# REQUEST
Print the complete set of entries exactly.

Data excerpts
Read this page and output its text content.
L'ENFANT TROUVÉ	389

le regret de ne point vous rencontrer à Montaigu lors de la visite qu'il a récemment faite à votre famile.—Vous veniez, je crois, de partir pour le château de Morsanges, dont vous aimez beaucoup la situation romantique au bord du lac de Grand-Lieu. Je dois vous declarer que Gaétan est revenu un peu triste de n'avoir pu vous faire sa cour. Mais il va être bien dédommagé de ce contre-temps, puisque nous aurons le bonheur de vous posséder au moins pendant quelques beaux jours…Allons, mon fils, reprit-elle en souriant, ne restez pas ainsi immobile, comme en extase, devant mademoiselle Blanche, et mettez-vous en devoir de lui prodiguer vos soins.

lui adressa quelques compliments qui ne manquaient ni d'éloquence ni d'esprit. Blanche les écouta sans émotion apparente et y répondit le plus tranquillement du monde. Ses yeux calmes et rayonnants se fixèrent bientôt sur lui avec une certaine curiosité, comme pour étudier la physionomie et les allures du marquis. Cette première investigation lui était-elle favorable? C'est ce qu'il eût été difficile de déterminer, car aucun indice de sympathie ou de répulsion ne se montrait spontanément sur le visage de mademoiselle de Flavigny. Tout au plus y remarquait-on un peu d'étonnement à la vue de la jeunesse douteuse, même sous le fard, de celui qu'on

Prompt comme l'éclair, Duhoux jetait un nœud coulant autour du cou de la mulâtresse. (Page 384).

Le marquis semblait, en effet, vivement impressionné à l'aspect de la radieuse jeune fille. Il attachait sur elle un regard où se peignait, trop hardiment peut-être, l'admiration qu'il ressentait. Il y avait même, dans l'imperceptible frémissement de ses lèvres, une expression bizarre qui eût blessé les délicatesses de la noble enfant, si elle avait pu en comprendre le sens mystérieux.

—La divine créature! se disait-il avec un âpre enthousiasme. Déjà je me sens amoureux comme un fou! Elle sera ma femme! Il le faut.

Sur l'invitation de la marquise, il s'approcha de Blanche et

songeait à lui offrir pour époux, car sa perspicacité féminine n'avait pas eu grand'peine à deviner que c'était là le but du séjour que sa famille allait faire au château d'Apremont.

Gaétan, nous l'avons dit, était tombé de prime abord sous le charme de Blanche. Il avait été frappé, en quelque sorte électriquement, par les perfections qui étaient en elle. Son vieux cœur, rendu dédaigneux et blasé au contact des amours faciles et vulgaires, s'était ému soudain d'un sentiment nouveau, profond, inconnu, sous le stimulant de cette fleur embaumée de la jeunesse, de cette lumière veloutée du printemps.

# THE ANSWER
Read this page and output its text content.
L'ENFANT TROUVÉ	389

le regret de ne point vous rencontrer à Montaigu lors de la visite qu'il a récemment faite à votre famile.—Vous veniez, je crois, de partir pour le château de Morsanges, dont vous aimez beaucoup la situation romantique au bord du lac de Grand-Lieu. Je dois vous declarer que Gaétan est revenu un peu triste de n'avoir pu vous faire sa cour. Mais il va être bien dédommagé de ce contre-temps, puisque nous aurons le bonheur de vous posséder au moins pendant quelques beaux jours…Allons, mon fils, reprit-elle en souriant, ne restez pas ainsi immobile, comme en extase, devant mademoiselle Blanche, et mettez-vous en devoir de lui prodiguer vos soins.

lui adressa quelques compliments qui ne manquaient ni d'éloquence ni d'esprit. Blanche les écouta sans émotion apparente et y répondit le plus tranquillement du monde. Ses yeux calmes et rayonnants se fixèrent bientôt sur lui avec une certaine curiosité, comme pour étudier la physionomie et les allures du marquis. Cette première investigation lui était-elle favorable? C'est ce qu'il eût été difficile de déterminer, car aucun indice de sympathie ou de répulsion ne se montrait spontanément sur le visage de mademoiselle de Flavigny. Tout au plus y remarquait-on un peu d'étonnement à la vue de la jeunesse douteuse, même sous le fard, de celui qu'on

Prompt comme l'éclair, Duhoux jetait un nœud coulant autour du cou de la mulâtresse. (Page 384).

Le marquis semblait, en effet, vivement impressionné à l'aspect de la radieuse jeune fille. Il attachait sur elle un regard où se peignait, trop hardiment peut-être, l'admiration qu'il ressentait. Il y avait même, dans l'imperceptible frémissement de ses lèvres, une expression bizarre qui eût blessé les délicatesses de la noble enfant, si elle avait pu en comprendre le sens mystérieux.

—La divine créature! se disait-il avec un âpre enthousiasme. Déjà je me sens amoureux comme un fou! Elle sera ma femme! Il le faut.

Sur l'invitation de la marquise, il s'approcha de Blanche et

songeait à lui offrir pour époux, car sa perspicacité féminine n'avait pas eu grand'peine à deviner que c'était là le but du séjour que sa famille allait faire au château d'Apremont.

Gaétan, nous l'avons dit, était tombé de prime abord sous le charme de Blanche. Il avait été frappé, en quelque sorte électriquement, par les perfections qui étaient en elle. Son vieux cœur, rendu dédaigneux et blasé au contact des amours faciles et vulgaires, s'était ému soudain d'un sentiment nouveau, profond, inconnu, sous le stimulant de cette fleur embaumée de la jeunesse, de cette lumière veloutée du printemps.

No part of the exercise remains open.